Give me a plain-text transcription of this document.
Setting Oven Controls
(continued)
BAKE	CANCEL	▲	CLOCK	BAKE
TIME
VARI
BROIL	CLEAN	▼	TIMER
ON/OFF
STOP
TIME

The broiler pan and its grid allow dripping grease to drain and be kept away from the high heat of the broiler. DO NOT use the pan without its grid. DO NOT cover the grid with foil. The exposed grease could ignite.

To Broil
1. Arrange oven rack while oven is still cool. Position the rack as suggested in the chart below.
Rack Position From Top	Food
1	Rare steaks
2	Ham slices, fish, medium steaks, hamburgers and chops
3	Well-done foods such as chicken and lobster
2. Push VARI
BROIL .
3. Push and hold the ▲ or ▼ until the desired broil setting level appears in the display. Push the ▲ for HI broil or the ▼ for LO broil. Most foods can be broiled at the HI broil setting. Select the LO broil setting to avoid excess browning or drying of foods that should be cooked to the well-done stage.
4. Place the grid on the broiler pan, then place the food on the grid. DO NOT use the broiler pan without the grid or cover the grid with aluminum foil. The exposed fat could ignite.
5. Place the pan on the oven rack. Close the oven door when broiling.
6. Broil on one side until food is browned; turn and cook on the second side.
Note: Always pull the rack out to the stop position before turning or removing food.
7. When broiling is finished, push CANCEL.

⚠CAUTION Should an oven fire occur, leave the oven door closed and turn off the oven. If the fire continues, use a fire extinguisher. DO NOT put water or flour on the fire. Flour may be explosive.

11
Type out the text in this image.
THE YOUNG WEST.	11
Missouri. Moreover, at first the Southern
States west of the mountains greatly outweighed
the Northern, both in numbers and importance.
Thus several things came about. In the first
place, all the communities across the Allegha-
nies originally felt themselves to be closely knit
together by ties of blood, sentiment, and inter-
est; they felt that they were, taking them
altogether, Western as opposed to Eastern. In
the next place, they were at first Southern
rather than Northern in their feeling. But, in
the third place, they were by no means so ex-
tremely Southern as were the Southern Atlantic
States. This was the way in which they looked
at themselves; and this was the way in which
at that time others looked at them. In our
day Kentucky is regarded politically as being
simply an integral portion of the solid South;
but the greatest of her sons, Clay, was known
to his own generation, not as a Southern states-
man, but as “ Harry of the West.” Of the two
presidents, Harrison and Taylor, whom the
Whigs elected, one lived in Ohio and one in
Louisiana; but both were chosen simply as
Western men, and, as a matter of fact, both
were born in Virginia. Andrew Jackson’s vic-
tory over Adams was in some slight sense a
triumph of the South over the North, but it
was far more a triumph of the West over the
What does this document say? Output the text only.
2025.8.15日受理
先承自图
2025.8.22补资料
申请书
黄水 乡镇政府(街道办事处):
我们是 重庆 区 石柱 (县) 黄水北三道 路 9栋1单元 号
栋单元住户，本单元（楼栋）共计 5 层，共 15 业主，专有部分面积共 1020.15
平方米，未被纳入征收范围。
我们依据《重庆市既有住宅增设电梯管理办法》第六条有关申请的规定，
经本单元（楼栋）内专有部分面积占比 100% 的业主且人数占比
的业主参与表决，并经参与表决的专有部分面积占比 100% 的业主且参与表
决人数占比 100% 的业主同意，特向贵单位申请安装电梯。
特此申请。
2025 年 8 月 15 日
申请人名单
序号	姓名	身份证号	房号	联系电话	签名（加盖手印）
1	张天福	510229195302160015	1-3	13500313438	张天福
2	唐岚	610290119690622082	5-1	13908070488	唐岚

____

▶ WHAT TO PRODUCE
All of the entries must be quoted exactly; please include each one.

▶ OUTPUT FOR THIS EXERCISE
Give me a plain-text transcription of this document.
Setting Oven Controls
(continued)
BAKE	CANCEL	▲	CLOCK	BAKE
TIME
VARI
BROIL	CLEAN	▼	TIMER
ON/OFF
STOP
TIME

The broiler pan and its grid allow dripping grease to drain and be kept away from the high heat of the broiler. DO NOT use the pan without its grid. DO NOT cover the grid with foil. The exposed grease could ignite.

To Broil
1. Arrange oven rack while oven is still cool. Position the rack as suggested in the chart below.
Rack Position From Top	Food
1	Rare steaks
2	Ham slices, fish, medium steaks, hamburgers and chops
3	Well-done foods such as chicken and lobster
2. Push VARI
BROIL .
3. Push and hold the ▲ or ▼ until the desired broil setting level appears in the display. Push the ▲ for HI broil or the ▼ for LO broil. Most foods can be broiled at the HI broil setting. Select the LO broil setting to avoid excess browning or drying of foods that should be cooked to the well-done stage.
4. Place the grid on the broiler pan, then place the food on the grid. DO NOT use the broiler pan without the grid or cover the grid with aluminum foil. The exposed fat could ignite.
5. Place the pan on the oven rack. Close the oven door when broiling.
6. Broil on one side until food is browned; turn and cook on the second side.
Note: Always pull the rack out to the stop position before turning or removing food.
7. When broiling is finished, push CANCEL.

⚠CAUTION Should an oven fire occur, leave the oven door closed and turn off the oven. If the fire continues, use a fire extinguisher. DO NOT put water or flour on the fire. Flour may be explosive.

11
Type out the text in this image.
THE YOUNG WEST.	11
Missouri. Moreover, at first the Southern
States west of the mountains greatly outweighed
the Northern, both in numbers and importance.
Thus several things came about. In the first
place, all the communities across the Allegha-
nies originally felt themselves to be closely knit
together by ties of blood, sentiment, and inter-
est; they felt that they were, taking them
altogether, Western as opposed to Eastern. In
the next place, they were at first Southern
rather than Northern in their feeling. But, in
the third place, they were by no means so ex-
tremely Southern as were the Southern Atlantic
States. This was the way in which they looked
at themselves; and this was the way in which
at that time others looked at them. In our
day Kentucky is regarded politically as being
simply an integral portion of the solid South;
but the greatest of her sons, Clay, was known
to his own generation, not as a Southern states-
man, but as “ Harry of the West.” Of the two
presidents, Harrison and Taylor, whom the
Whigs elected, one lived in Ohio and one in
Louisiana; but both were chosen simply as
Western men, and, as a matter of fact, both
were born in Virginia. Andrew Jackson’s vic-
tory over Adams was in some slight sense a
triumph of the South over the North, but it
was far more a triumph of the West over the
What does this document say? Output the text only.
2025.8.15日受理
先承自图
2025.8.22补资料
申请书
黄水 乡镇政府(街道办事处):
我们是 重庆 区 石柱 (县) 黄水北三道 路 9栋1单元 号
栋单元住户，本单元（楼栋）共计 5 层，共 15 业主，专有部分面积共 1020.15
平方米，未被纳入征收范围。
我们依据《重庆市既有住宅增设电梯管理办法》第六条有关申请的规定，
经本单元（楼栋）内专有部分面积占比 100% 的业主且人数占比
的业主参与表决，并经参与表决的专有部分面积占比 100% 的业主且参与表
决人数占比 100% 的业主同意，特向贵单位申请安装电梯。
特此申请。
2025 年 8 月 15 日
申请人名单
序号	姓名	身份证号	房号	联系电话	签名（加盖手印）
1	张天福	510229195302160015	1-3	13500313438	张天福
2	唐岚	610290119690622082	5-1	13908070488	唐岚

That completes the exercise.